Extracted records
>> begin

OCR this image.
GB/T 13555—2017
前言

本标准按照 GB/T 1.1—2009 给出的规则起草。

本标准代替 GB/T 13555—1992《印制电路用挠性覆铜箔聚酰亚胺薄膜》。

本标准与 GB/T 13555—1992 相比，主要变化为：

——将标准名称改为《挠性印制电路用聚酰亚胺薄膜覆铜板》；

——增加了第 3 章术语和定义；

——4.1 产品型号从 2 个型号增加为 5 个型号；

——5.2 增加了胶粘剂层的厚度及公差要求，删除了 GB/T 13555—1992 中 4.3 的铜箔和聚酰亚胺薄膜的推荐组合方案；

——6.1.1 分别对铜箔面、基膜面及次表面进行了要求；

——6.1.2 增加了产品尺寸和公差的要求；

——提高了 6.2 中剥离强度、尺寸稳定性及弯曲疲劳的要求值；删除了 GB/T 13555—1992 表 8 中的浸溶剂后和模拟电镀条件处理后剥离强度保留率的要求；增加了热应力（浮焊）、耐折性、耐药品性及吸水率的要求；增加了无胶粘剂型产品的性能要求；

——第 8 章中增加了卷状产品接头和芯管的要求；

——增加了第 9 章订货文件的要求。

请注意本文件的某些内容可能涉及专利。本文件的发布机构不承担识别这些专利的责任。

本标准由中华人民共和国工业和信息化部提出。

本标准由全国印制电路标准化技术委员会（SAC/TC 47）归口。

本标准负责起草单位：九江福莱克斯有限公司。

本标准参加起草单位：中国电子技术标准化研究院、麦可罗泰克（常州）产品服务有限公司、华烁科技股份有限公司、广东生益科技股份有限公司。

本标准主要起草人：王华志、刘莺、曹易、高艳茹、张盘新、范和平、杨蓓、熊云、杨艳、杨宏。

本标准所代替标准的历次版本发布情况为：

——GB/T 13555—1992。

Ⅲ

>> end

## [Task instructions]
Above are some records; extract every one of them exactly.

## [Response]
OCR this image.
GB/T 13555—2017
前言

本标准按照 GB/T 1.1—2009 给出的规则起草。

本标准代替 GB/T 13555—1992《印制电路用挠性覆铜箔聚酰亚胺薄膜》。

本标准与 GB/T 13555—1992 相比，主要变化为：

——将标准名称改为《挠性印制电路用聚酰亚胺薄膜覆铜板》；

——增加了第 3 章术语和定义；

——4.1 产品型号从 2 个型号增加为 5 个型号；

——5.2 增加了胶粘剂层的厚度及公差要求，删除了 GB/T 13555—1992 中 4.3 的铜箔和聚酰亚胺薄膜的推荐组合方案；

——6.1.1 分别对铜箔面、基膜面及次表面进行了要求；

——6.1.2 增加了产品尺寸和公差的要求；

——提高了 6.2 中剥离强度、尺寸稳定性及弯曲疲劳的要求值；删除了 GB/T 13555—1992 表 8 中的浸溶剂后和模拟电镀条件处理后剥离强度保留率的要求；增加了热应力（浮焊）、耐折性、耐药品性及吸水率的要求；增加了无胶粘剂型产品的性能要求；

——第 8 章中增加了卷状产品接头和芯管的要求；

——增加了第 9 章订货文件的要求。

请注意本文件的某些内容可能涉及专利。本文件的发布机构不承担识别这些专利的责任。

本标准由中华人民共和国工业和信息化部提出。

本标准由全国印制电路标准化技术委员会（SAC/TC 47）归口。

本标准负责起草单位：九江福莱克斯有限公司。

本标准参加起草单位：中国电子技术标准化研究院、麦可罗泰克（常州）产品服务有限公司、华烁科技股份有限公司、广东生益科技股份有限公司。

本标准主要起草人：王华志、刘莺、曹易、高艳茹、张盘新、范和平、杨蓓、熊云、杨艳、杨宏。

本标准所代替标准的历次版本发布情况为：

——GB/T 13555—1992。

Ⅲ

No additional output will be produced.